Duplicate the lines below precisely as they appear, omitting the pictures from your answer.

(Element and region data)
★ ★ ★ ★ ★ ★ ★

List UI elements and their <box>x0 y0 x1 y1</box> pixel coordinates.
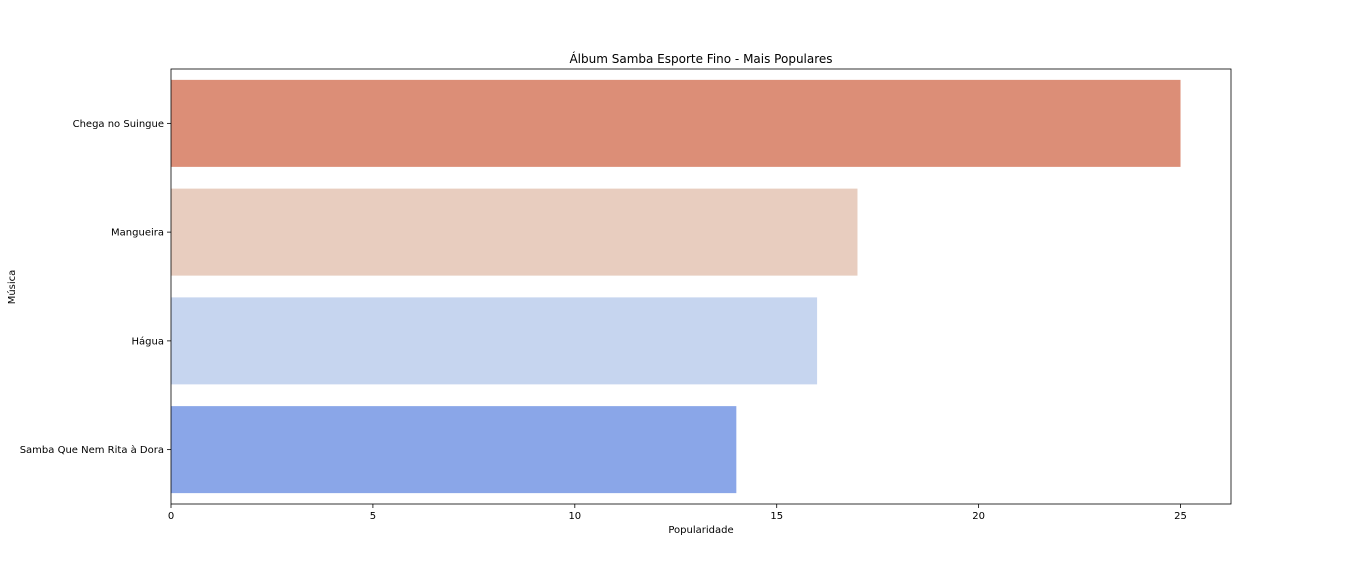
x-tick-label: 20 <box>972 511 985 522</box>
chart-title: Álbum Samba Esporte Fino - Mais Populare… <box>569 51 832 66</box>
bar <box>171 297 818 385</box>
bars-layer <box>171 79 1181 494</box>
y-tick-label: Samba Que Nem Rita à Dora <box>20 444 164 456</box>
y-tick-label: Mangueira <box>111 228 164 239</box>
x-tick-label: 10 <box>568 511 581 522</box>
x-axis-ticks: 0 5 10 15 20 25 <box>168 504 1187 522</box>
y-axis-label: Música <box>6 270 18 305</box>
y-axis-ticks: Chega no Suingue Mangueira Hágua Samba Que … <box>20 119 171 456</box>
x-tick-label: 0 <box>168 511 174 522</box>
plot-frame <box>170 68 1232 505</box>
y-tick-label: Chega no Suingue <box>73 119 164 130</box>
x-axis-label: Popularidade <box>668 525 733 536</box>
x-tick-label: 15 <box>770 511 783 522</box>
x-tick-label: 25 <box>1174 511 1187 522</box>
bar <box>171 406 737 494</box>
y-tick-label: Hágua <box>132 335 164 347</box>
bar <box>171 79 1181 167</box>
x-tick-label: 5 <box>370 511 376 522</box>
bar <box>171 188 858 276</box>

★ ★ ★ ★ ★ ★ ★

ANSWER TO THIS PROBLEM:
List UI elements and their <box>x0 y0 x1 y1</box> pixel coordinates.
x-tick-label: 20 <box>972 511 985 522</box>
chart-title: Álbum Samba Esporte Fino - Mais Populare… <box>569 51 832 66</box>
bar <box>171 297 818 385</box>
bars-layer <box>171 79 1181 494</box>
y-tick-label: Samba Que Nem Rita à Dora <box>20 444 164 456</box>
y-tick-label: Mangueira <box>111 228 164 239</box>
x-tick-label: 10 <box>568 511 581 522</box>
x-axis-ticks: 0 5 10 15 20 25 <box>168 504 1187 522</box>
y-axis-label: Música <box>6 270 18 305</box>
y-axis-ticks: Chega no Suingue Mangueira Hágua Samba Que … <box>20 119 171 456</box>
x-tick-label: 0 <box>168 511 174 522</box>
plot-frame <box>170 68 1232 505</box>
y-tick-label: Chega no Suingue <box>73 119 164 130</box>
x-axis-label: Popularidade <box>668 525 733 536</box>
x-tick-label: 15 <box>770 511 783 522</box>
x-tick-label: 25 <box>1174 511 1187 522</box>
bar <box>171 406 737 494</box>
y-tick-label: Hágua <box>132 335 164 347</box>
bar <box>171 79 1181 167</box>
x-tick-label: 5 <box>370 511 376 522</box>
bar <box>171 188 858 276</box>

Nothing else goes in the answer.